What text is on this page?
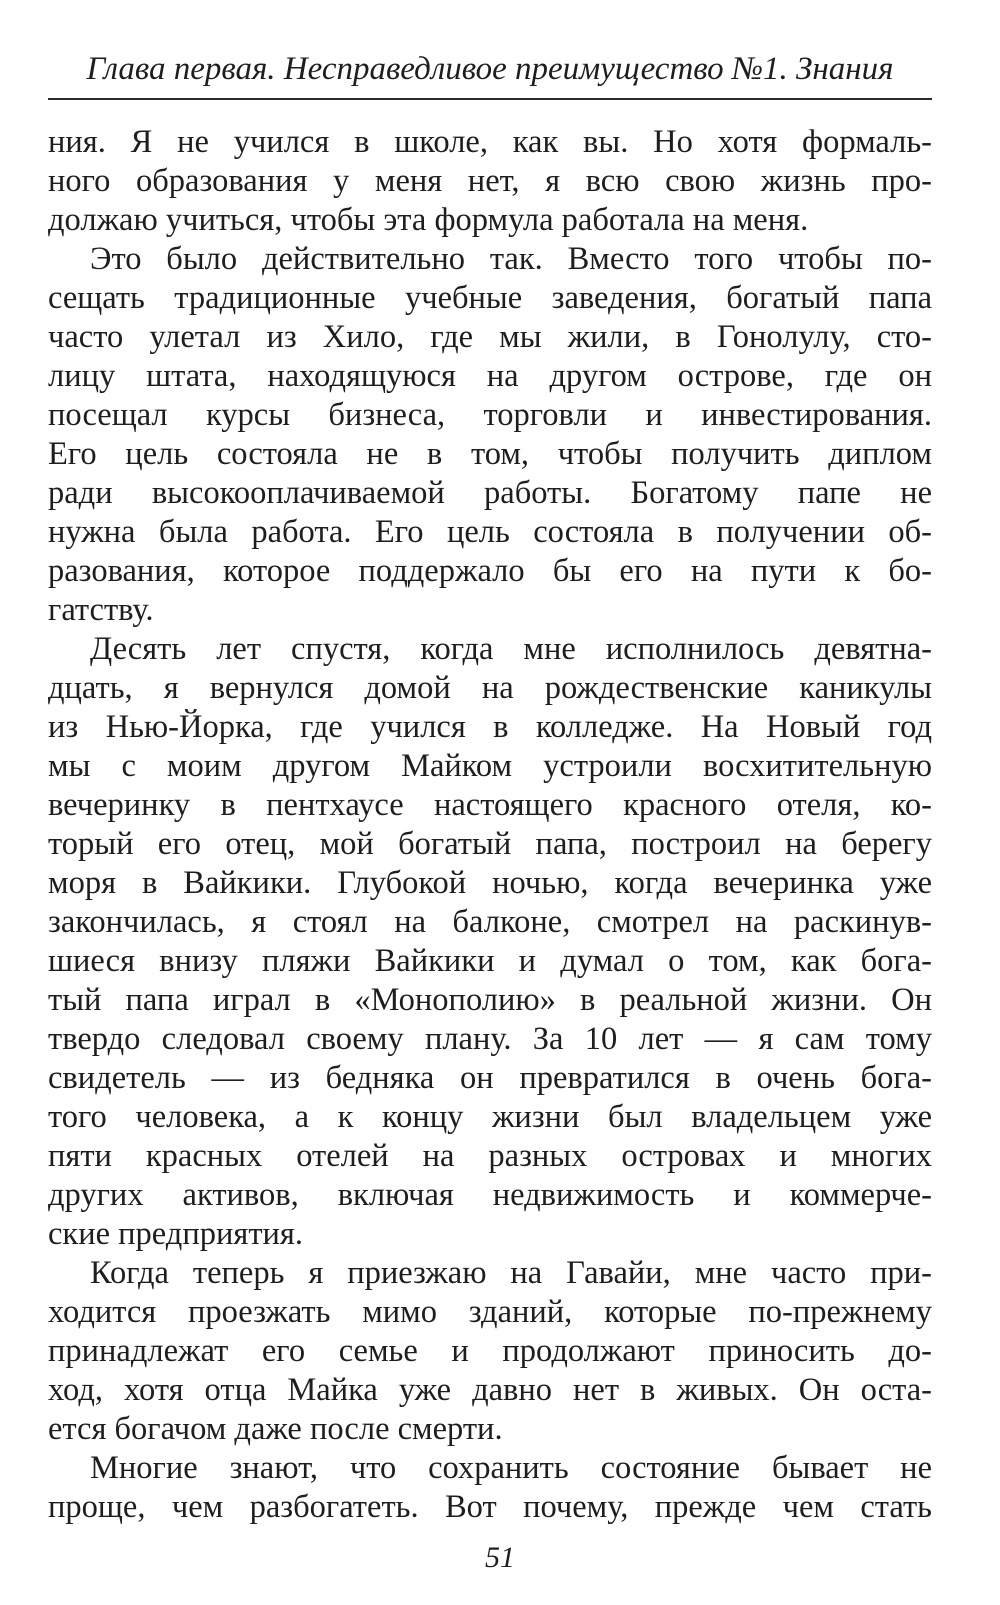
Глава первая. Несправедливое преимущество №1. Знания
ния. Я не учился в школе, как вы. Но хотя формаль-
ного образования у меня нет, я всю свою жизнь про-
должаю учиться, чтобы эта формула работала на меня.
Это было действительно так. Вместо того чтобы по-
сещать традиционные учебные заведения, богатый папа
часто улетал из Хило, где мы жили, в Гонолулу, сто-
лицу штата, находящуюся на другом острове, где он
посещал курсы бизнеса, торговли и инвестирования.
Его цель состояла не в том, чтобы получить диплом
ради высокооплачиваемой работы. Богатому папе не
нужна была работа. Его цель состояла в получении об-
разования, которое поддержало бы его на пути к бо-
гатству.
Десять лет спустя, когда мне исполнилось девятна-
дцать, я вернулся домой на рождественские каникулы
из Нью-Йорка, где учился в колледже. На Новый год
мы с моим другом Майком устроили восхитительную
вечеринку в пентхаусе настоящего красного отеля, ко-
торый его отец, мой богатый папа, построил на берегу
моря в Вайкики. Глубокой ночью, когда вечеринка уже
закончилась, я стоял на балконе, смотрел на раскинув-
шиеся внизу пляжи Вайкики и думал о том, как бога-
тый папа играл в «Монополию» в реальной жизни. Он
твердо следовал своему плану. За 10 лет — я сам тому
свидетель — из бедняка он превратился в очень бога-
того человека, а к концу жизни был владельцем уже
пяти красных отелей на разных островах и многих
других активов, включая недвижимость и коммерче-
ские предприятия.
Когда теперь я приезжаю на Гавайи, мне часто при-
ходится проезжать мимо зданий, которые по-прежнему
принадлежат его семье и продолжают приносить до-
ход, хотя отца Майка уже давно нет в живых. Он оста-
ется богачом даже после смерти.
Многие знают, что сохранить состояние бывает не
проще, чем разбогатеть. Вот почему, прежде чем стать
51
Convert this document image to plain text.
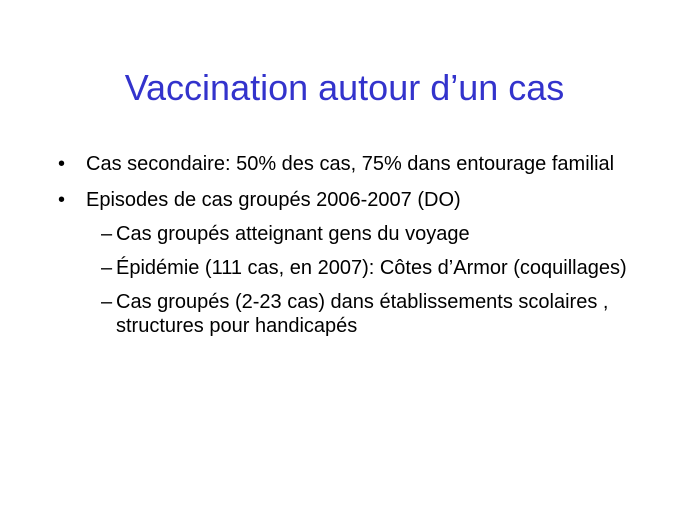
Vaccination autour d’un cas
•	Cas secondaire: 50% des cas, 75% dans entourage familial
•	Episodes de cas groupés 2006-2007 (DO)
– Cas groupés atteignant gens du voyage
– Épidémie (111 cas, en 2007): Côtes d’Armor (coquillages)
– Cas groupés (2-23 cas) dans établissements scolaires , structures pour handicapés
-=-=-
AIM:
Transcribe every entry word for word, but omit the pictures.

CORRECT RESPONSE:
What text is on this page?
Глава первая. Несправедливое преимущество №1. Знания
ния. Я не учился в школе, как вы. Но хотя формаль-
ного образования у меня нет, я всю свою жизнь про-
должаю учиться, чтобы эта формула работала на меня.
Это было действительно так. Вместо того чтобы по-
сещать традиционные учебные заведения, богатый папа
часто улетал из Хило, где мы жили, в Гонолулу, сто-
лицу штата, находящуюся на другом острове, где он
посещал курсы бизнеса, торговли и инвестирования.
Его цель состояла не в том, чтобы получить диплом
ради высокооплачиваемой работы. Богатому папе не
нужна была работа. Его цель состояла в получении об-
разования, которое поддержало бы его на пути к бо-
гатству.
Десять лет спустя, когда мне исполнилось девятна-
дцать, я вернулся домой на рождественские каникулы
из Нью-Йорка, где учился в колледже. На Новый год
мы с моим другом Майком устроили восхитительную
вечеринку в пентхаусе настоящего красного отеля, ко-
торый его отец, мой богатый папа, построил на берегу
моря в Вайкики. Глубокой ночью, когда вечеринка уже
закончилась, я стоял на балконе, смотрел на раскинув-
шиеся внизу пляжи Вайкики и думал о том, как бога-
тый папа играл в «Монополию» в реальной жизни. Он
твердо следовал своему плану. За 10 лет — я сам тому
свидетель — из бедняка он превратился в очень бога-
того человека, а к концу жизни был владельцем уже
пяти красных отелей на разных островах и многих
других активов, включая недвижимость и коммерче-
ские предприятия.
Когда теперь я приезжаю на Гавайи, мне часто при-
ходится проезжать мимо зданий, которые по-прежнему
принадлежат его семье и продолжают приносить до-
ход, хотя отца Майка уже давно нет в живых. Он оста-
ется богачом даже после смерти.
Многие знают, что сохранить состояние бывает не
проще, чем разбогатеть. Вот почему, прежде чем стать
51
Convert this document image to plain text.
Vaccination autour d’un cas
•	Cas secondaire: 50% des cas, 75% dans entourage familial
•	Episodes de cas groupés 2006-2007 (DO)
– Cas groupés atteignant gens du voyage
– Épidémie (111 cas, en 2007): Côtes d’Armor (coquillages)
– Cas groupés (2-23 cas) dans établissements scolaires , structures pour handicapés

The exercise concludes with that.